Records from a data source
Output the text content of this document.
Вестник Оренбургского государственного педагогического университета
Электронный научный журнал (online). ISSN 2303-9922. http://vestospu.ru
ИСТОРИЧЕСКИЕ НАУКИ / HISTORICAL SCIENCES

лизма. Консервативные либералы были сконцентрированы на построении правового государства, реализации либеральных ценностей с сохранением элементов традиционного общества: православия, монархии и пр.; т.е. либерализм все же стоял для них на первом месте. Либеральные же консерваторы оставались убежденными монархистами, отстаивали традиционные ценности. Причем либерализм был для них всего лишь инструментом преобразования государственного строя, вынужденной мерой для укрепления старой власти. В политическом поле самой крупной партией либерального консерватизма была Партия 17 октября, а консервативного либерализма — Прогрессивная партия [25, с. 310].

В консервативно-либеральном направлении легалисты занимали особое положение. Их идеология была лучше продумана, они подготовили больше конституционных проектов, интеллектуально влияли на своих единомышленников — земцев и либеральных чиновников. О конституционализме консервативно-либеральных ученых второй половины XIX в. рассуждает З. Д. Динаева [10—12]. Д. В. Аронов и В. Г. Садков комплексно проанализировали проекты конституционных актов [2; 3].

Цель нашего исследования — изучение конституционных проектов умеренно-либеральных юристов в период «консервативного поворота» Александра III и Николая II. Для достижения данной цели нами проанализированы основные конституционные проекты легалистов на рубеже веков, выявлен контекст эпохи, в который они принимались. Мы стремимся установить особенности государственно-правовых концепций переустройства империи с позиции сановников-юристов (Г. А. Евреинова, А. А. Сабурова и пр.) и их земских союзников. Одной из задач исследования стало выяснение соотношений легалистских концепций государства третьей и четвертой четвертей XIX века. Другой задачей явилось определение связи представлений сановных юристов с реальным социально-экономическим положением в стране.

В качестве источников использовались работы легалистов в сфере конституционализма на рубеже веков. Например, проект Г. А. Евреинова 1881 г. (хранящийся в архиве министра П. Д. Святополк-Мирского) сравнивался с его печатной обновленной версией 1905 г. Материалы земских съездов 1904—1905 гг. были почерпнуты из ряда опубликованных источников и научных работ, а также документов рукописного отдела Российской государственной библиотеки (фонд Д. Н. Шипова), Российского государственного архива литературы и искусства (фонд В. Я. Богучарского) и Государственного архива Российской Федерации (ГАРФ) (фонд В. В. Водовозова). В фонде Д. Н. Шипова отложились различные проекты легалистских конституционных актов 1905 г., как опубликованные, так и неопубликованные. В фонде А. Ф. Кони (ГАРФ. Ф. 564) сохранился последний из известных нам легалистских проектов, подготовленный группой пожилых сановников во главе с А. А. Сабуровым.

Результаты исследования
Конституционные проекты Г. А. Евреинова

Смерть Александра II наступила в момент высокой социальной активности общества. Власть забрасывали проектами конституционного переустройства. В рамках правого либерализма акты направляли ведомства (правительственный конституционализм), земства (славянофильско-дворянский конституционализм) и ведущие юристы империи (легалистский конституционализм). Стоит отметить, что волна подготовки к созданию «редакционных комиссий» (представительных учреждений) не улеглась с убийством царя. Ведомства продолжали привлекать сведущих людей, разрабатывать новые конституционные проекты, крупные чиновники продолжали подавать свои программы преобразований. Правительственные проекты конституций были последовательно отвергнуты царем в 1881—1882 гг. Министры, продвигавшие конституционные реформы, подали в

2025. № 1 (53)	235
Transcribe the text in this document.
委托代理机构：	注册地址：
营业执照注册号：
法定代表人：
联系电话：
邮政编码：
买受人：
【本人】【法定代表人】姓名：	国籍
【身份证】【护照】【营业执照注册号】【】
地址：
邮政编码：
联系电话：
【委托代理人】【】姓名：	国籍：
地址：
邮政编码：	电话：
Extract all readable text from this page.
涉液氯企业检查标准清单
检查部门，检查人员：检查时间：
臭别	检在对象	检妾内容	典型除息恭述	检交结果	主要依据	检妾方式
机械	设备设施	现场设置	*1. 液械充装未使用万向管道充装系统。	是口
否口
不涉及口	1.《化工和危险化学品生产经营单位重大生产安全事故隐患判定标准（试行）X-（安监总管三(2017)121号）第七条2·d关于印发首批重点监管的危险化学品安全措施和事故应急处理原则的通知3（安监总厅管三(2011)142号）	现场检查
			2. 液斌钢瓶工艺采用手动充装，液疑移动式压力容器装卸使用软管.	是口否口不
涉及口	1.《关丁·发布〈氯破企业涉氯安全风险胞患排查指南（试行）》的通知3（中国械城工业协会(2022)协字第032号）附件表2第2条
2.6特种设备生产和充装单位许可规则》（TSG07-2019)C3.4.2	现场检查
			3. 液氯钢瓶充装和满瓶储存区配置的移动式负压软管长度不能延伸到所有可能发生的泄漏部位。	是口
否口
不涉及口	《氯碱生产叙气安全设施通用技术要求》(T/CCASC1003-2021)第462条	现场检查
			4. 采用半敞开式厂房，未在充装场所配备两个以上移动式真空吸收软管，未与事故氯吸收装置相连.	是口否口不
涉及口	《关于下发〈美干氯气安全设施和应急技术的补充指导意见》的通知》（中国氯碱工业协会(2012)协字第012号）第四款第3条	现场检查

-- Exercise brief --
Transcribe all lines as written.

-- Correct result --
Output the text content of this document.
Вестник Оренбургского государственного педагогического университета
Электронный научный журнал (online). ISSN 2303-9922. http://vestospu.ru
ИСТОРИЧЕСКИЕ НАУКИ / HISTORICAL SCIENCES

лизма. Консервативные либералы были сконцентрированы на построении правового государства, реализации либеральных ценностей с сохранением элементов традиционного общества: православия, монархии и пр.; т.е. либерализм все же стоял для них на первом месте. Либеральные же консерваторы оставались убежденными монархистами, отстаивали традиционные ценности. Причем либерализм был для них всего лишь инструментом преобразования государственного строя, вынужденной мерой для укрепления старой власти. В политическом поле самой крупной партией либерального консерватизма была Партия 17 октября, а консервативного либерализма — Прогрессивная партия [25, с. 310].

В консервативно-либеральном направлении легалисты занимали особое положение. Их идеология была лучше продумана, они подготовили больше конституционных проектов, интеллектуально влияли на своих единомышленников — земцев и либеральных чиновников. О конституционализме консервативно-либеральных ученых второй половины XIX в. рассуждает З. Д. Динаева [10—12]. Д. В. Аронов и В. Г. Садков комплексно проанализировали проекты конституционных актов [2; 3].

Цель нашего исследования — изучение конституционных проектов умеренно-либеральных юристов в период «консервативного поворота» Александра III и Николая II. Для достижения данной цели нами проанализированы основные конституционные проекты легалистов на рубеже веков, выявлен контекст эпохи, в который они принимались. Мы стремимся установить особенности государственно-правовых концепций переустройства империи с позиции сановников-юристов (Г. А. Евреинова, А. А. Сабурова и пр.) и их земских союзников. Одной из задач исследования стало выяснение соотношений легалистских концепций государства третьей и четвертой четвертей XIX века. Другой задачей явилось определение связи представлений сановных юристов с реальным социально-экономическим положением в стране.

В качестве источников использовались работы легалистов в сфере конституционализма на рубеже веков. Например, проект Г. А. Евреинова 1881 г. (хранящийся в архиве министра П. Д. Святополк-Мирского) сравнивался с его печатной обновленной версией 1905 г. Материалы земских съездов 1904—1905 гг. были почерпнуты из ряда опубликованных источников и научных работ, а также документов рукописного отдела Российской государственной библиотеки (фонд Д. Н. Шипова), Российского государственного архива литературы и искусства (фонд В. Я. Богучарского) и Государственного архива Российской Федерации (ГАРФ) (фонд В. В. Водовозова). В фонде Д. Н. Шипова отложились различные проекты легалистских конституционных актов 1905 г., как опубликованные, так и неопубликованные. В фонде А. Ф. Кони (ГАРФ. Ф. 564) сохранился последний из известных нам легалистских проектов, подготовленный группой пожилых сановников во главе с А. А. Сабуровым.

Результаты исследования
Конституционные проекты Г. А. Евреинова

Смерть Александра II наступила в момент высокой социальной активности общества. Власть забрасывали проектами конституционного переустройства. В рамках правого либерализма акты направляли ведомства (правительственный конституционализм), земства (славянофильско-дворянский конституционализм) и ведущие юристы империи (легалистский конституционализм). Стоит отметить, что волна подготовки к созданию «редакционных комиссий» (представительных учреждений) не улеглась с убийством царя. Ведомства продолжали привлекать сведущих людей, разрабатывать новые конституционные проекты, крупные чиновники продолжали подавать свои программы преобразований. Правительственные проекты конституций были последовательно отвергнуты царем в 1881—1882 гг. Министры, продвигавшие конституционные реформы, подали в

2025. № 1 (53)	235
Transcribe the text in this document.
委托代理机构：	注册地址：
营业执照注册号：
法定代表人：
联系电话：
邮政编码：
买受人：
【本人】【法定代表人】姓名：	国籍
【身份证】【护照】【营业执照注册号】【】
地址：
邮政编码：
联系电话：
【委托代理人】【】姓名：	国籍：
地址：
邮政编码：	电话：
Extract all readable text from this page.
涉液氯企业检查标准清单
检查部门，检查人员：检查时间：
臭别	检在对象	检妾内容	典型除息恭述	检交结果	主要依据	检妾方式
机械	设备设施	现场设置	*1. 液械充装未使用万向管道充装系统。	是口
否口
不涉及口	1.《化工和危险化学品生产经营单位重大生产安全事故隐患判定标准（试行）X-（安监总管三(2017)121号）第七条2·d关于印发首批重点监管的危险化学品安全措施和事故应急处理原则的通知3（安监总厅管三(2011)142号）	现场检查
			2. 液斌钢瓶工艺采用手动充装，液疑移动式压力容器装卸使用软管.	是口否口不
涉及口	1.《关丁·发布〈氯破企业涉氯安全风险胞患排查指南（试行）》的通知3（中国械城工业协会(2022)协字第032号）附件表2第2条
2.6特种设备生产和充装单位许可规则》（TSG07-2019)C3.4.2	现场检查
			3. 液氯钢瓶充装和满瓶储存区配置的移动式负压软管长度不能延伸到所有可能发生的泄漏部位。	是口
否口
不涉及口	《氯碱生产叙气安全设施通用技术要求》(T/CCASC1003-2021)第462条	现场检查
			4. 采用半敞开式厂房，未在充装场所配备两个以上移动式真空吸收软管，未与事故氯吸收装置相连.	是口否口不
涉及口	《关于下发〈美干氯气安全设施和应急技术的补充指导意见》的通知》（中国氯碱工业协会(2012)协字第012号）第四款第3条	现场检查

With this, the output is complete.